» WHAT THIS TASK INVOLVES:
Return the lines below that carry the word "centrality".

[Figure data in JSON]

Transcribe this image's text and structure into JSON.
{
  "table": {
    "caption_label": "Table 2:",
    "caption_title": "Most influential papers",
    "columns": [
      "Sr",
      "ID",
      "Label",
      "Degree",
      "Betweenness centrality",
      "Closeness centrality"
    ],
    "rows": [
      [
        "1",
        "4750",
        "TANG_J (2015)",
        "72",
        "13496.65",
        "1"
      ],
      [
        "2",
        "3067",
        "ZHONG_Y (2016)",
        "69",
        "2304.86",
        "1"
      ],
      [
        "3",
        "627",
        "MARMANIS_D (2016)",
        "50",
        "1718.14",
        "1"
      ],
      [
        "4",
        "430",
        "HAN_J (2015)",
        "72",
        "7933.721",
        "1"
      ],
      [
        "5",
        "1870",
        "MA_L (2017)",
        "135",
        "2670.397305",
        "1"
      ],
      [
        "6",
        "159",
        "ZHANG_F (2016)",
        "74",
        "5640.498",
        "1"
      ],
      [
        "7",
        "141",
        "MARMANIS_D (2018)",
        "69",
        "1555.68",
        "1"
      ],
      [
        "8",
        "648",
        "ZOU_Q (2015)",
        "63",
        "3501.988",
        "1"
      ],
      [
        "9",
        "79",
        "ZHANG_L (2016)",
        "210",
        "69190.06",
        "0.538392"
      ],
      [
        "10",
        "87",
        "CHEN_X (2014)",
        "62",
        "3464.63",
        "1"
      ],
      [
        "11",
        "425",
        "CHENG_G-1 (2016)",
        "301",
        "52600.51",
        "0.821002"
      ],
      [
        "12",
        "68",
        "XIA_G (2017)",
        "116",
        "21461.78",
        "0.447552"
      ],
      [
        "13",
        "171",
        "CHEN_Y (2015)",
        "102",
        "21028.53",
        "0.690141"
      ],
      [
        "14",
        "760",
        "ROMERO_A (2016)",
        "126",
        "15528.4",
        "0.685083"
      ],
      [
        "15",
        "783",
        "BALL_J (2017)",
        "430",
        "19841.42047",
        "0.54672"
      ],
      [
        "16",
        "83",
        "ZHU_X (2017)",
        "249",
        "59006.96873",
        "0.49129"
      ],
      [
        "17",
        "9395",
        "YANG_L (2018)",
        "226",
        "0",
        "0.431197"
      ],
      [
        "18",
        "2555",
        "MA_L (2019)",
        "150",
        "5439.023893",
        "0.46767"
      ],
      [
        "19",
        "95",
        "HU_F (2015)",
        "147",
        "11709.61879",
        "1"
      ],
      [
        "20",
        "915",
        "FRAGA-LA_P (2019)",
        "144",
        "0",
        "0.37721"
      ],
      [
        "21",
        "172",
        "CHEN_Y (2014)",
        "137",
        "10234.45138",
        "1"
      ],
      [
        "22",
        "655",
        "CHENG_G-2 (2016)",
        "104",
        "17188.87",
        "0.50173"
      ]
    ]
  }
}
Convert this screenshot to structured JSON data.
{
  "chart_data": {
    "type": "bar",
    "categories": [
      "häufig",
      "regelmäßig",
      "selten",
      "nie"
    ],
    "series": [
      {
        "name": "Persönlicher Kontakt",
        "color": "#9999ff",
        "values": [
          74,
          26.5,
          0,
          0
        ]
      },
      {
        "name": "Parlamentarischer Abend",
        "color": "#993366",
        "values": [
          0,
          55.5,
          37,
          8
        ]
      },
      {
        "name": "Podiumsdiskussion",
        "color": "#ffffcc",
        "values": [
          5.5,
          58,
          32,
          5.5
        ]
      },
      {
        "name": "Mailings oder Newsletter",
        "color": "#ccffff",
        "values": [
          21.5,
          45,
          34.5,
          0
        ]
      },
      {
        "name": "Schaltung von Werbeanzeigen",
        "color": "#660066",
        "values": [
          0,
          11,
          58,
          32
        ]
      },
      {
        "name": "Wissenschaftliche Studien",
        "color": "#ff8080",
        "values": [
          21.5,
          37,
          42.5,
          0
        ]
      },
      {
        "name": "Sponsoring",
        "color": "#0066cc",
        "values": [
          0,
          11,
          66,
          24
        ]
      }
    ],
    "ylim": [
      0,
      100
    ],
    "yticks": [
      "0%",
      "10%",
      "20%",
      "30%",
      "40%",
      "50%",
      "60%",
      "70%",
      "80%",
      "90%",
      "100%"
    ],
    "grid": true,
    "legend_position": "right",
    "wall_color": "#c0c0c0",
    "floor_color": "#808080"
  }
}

» THE REPLY:
      "Betweenness centrality",
      "Closeness centrality"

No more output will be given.